* Start DATA SECTION *

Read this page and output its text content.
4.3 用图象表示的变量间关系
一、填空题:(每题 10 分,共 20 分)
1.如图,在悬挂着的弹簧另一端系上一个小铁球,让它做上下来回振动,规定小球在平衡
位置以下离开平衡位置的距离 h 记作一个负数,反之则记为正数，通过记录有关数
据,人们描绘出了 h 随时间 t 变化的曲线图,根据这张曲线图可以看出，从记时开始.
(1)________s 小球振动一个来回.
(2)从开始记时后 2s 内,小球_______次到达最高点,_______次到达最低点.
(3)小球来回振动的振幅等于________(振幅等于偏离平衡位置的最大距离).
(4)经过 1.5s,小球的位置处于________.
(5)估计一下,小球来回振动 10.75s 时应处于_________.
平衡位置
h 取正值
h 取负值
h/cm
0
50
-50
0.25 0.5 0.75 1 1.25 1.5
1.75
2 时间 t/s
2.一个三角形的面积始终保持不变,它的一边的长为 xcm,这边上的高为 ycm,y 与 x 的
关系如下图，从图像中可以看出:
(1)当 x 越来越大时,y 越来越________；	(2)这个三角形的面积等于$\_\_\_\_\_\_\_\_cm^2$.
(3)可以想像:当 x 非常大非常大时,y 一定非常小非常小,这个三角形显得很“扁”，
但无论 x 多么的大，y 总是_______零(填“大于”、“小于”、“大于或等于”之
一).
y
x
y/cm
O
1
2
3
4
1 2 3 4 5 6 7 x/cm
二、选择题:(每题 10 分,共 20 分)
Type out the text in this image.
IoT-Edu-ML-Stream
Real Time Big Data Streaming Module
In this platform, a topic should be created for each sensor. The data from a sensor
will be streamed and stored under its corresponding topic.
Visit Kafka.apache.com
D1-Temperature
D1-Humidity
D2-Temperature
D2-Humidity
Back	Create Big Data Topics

* End DATA SECTION *

● **TASK GOAL**
Report back each line of the entries that holds the string "this".

● **PROBLEM SOLUTION**
Read this page and output its text content.
Type out the text in this image.
In this platform, a topic should be created for each sensor. The data from a sensor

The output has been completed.